Render the lines of the entries below, from the line with "percent-label: % bbox=[140, 699, 146, 704]" to the line with "tick-label: 2 bbox=[488, 699, 492, 704]", both included, as a Markdown table with the columns Row and Line. Number each row and leave out blank lines.

_ _ _

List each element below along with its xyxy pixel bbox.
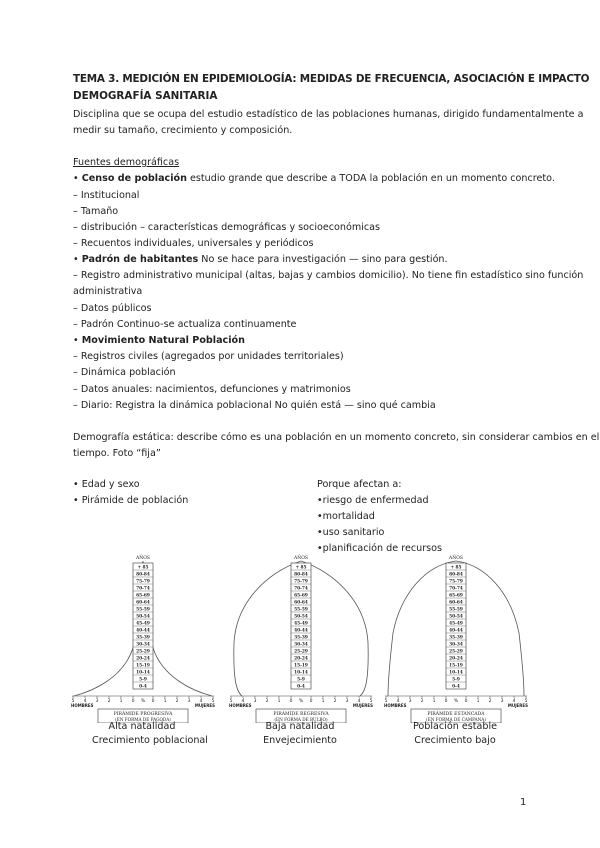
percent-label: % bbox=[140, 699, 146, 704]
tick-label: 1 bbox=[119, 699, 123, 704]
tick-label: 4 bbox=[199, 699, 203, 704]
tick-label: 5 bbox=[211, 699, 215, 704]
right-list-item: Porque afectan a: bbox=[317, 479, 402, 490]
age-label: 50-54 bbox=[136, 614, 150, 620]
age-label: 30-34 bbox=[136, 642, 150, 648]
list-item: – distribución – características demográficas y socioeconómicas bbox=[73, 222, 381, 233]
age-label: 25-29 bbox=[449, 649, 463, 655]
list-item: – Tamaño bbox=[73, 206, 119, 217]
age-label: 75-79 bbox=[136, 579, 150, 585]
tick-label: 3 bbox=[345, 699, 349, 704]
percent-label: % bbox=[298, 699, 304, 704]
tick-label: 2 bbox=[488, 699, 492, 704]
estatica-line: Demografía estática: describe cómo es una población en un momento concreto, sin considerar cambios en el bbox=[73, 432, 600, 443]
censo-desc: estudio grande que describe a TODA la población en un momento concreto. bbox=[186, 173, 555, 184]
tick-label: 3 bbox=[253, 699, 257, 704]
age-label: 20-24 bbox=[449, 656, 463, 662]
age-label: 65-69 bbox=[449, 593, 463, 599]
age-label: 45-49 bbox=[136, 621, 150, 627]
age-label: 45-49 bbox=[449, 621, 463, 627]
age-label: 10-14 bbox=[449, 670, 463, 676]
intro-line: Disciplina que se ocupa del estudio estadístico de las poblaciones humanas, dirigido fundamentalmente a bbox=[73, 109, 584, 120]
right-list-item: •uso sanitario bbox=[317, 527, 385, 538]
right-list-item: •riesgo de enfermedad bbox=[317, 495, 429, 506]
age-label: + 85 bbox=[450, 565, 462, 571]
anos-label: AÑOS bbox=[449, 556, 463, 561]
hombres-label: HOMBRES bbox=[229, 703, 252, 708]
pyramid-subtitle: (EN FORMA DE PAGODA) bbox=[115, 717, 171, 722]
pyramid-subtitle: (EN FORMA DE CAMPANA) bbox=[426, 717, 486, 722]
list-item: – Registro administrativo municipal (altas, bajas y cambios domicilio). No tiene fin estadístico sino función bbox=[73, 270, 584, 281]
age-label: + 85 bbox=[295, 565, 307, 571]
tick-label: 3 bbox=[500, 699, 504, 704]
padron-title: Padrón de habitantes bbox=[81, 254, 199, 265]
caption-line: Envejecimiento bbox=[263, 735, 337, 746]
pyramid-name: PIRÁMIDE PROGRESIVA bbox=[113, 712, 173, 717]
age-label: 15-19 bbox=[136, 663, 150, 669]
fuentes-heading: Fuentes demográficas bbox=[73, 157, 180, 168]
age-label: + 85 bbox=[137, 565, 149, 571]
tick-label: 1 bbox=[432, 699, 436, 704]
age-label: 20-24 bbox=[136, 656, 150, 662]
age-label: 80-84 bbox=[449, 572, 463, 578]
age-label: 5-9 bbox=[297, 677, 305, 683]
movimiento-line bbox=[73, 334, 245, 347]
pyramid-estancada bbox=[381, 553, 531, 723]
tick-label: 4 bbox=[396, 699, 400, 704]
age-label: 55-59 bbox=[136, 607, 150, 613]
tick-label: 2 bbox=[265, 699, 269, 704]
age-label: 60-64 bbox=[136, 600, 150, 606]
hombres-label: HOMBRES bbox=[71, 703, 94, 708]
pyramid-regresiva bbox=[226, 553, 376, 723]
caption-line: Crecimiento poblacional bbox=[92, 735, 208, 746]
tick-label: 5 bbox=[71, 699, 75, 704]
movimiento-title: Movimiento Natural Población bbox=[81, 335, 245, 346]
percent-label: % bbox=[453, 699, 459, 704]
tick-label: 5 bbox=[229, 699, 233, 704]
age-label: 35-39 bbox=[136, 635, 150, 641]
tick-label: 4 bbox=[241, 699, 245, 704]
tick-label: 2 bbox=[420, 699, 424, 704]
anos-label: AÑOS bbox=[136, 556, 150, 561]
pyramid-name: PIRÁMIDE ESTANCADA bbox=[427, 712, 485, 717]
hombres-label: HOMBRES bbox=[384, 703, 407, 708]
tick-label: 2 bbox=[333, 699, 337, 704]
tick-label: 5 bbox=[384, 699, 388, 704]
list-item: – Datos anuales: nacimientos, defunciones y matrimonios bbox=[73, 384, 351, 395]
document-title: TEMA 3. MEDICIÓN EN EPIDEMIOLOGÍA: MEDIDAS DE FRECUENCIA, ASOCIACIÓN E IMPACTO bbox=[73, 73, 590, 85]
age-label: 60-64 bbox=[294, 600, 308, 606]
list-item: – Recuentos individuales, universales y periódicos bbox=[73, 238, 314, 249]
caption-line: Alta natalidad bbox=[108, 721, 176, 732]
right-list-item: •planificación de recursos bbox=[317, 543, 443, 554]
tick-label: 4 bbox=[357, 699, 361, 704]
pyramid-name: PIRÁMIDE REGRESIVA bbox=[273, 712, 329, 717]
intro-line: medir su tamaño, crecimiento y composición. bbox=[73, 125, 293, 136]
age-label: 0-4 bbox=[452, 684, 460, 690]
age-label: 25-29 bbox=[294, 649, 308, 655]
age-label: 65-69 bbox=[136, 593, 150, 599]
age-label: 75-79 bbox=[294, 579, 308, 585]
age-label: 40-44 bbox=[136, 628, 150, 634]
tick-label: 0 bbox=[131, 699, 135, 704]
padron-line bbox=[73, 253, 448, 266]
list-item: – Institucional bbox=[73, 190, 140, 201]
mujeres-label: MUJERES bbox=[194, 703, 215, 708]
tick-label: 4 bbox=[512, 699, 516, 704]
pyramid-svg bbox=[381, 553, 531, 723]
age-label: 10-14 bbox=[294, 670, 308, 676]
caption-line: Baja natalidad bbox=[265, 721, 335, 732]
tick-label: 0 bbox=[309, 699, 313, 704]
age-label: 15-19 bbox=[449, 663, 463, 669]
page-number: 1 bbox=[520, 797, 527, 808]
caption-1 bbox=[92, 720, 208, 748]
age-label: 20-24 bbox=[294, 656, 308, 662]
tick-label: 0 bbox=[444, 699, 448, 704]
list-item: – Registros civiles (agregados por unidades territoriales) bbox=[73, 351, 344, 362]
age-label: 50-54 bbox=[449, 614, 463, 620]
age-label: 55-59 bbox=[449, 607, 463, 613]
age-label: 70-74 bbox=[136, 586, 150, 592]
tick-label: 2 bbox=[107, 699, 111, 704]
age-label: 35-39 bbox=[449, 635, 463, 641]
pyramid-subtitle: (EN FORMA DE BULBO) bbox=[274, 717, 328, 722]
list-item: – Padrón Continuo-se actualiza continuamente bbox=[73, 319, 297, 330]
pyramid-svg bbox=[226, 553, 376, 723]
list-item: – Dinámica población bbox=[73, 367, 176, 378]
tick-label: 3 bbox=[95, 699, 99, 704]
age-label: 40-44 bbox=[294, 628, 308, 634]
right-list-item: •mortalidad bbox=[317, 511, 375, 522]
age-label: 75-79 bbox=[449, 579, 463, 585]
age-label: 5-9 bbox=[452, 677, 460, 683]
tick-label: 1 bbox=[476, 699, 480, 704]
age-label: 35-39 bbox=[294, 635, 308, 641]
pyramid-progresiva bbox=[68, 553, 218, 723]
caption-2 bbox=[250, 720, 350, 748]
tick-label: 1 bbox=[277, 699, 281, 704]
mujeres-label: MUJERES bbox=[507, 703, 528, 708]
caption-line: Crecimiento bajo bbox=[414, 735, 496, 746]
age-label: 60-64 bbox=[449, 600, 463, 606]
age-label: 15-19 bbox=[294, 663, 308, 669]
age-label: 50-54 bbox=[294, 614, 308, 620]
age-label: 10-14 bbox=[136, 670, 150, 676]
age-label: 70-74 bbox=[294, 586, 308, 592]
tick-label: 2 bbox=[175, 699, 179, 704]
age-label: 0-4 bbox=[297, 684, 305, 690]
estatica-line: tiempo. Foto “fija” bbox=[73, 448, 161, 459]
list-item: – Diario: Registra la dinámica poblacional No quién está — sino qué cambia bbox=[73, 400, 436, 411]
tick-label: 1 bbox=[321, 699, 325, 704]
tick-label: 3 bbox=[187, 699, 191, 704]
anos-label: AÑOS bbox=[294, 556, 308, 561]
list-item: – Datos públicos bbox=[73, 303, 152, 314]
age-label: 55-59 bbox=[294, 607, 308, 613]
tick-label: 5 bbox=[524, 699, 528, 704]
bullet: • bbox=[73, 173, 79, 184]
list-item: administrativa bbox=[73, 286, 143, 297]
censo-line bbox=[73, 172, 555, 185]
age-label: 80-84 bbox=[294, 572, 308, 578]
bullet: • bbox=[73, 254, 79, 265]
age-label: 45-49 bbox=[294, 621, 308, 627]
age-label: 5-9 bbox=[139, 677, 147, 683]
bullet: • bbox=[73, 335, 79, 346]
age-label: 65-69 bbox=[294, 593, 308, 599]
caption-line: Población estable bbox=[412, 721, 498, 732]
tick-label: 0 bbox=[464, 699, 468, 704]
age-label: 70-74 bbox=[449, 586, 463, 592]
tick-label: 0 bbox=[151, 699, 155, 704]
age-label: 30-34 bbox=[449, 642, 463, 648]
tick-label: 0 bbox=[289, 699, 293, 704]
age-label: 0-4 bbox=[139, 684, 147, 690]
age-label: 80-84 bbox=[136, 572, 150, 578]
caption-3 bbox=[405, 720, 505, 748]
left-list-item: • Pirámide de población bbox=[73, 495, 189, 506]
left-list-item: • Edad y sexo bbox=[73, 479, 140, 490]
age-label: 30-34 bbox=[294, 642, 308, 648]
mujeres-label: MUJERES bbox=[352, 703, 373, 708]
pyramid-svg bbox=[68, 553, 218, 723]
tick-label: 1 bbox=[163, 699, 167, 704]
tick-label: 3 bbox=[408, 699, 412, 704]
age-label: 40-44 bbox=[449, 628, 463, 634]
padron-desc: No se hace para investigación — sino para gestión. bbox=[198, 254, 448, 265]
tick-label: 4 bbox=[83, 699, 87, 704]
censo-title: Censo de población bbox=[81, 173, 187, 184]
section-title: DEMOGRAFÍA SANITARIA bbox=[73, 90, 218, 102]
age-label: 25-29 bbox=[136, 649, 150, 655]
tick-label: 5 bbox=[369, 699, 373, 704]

_ _ _

> [The solution]
| Row | Line |
|---|---|
| 1 | percent-label: % bbox=[140, 699, 146, 704] |
| 2 | tick-label: 1 bbox=[119, 699, 123, 704] |
| 3 | tick-label: 4 bbox=[199, 699, 203, 704] |
| 4 | tick-label: 5 bbox=[211, 699, 215, 704] |
| 5 | right-list-item: Porque afectan a: bbox=[317, 479, 402, 490] |
| 6 | age-label: 50-54 bbox=[136, 614, 150, 620] |
| 7 | age-label: 30-34 bbox=[136, 642, 150, 648] |
| 8 | list-item: – distribución – características demográficas y socioeconómicas bbox=[73, 222, 381, 233] |
| 9 | age-label: 25-29 bbox=[449, 649, 463, 655] |
| 10 | list-item: – Tamaño bbox=[73, 206, 119, 217] |
| 11 | age-label: 75-79 bbox=[136, 579, 150, 585] |
| 12 | tick-label: 3 bbox=[345, 699, 349, 704] |
| 13 | percent-label: % bbox=[298, 699, 304, 704] |
| 14 | tick-label: 2 bbox=[488, 699, 492, 704] |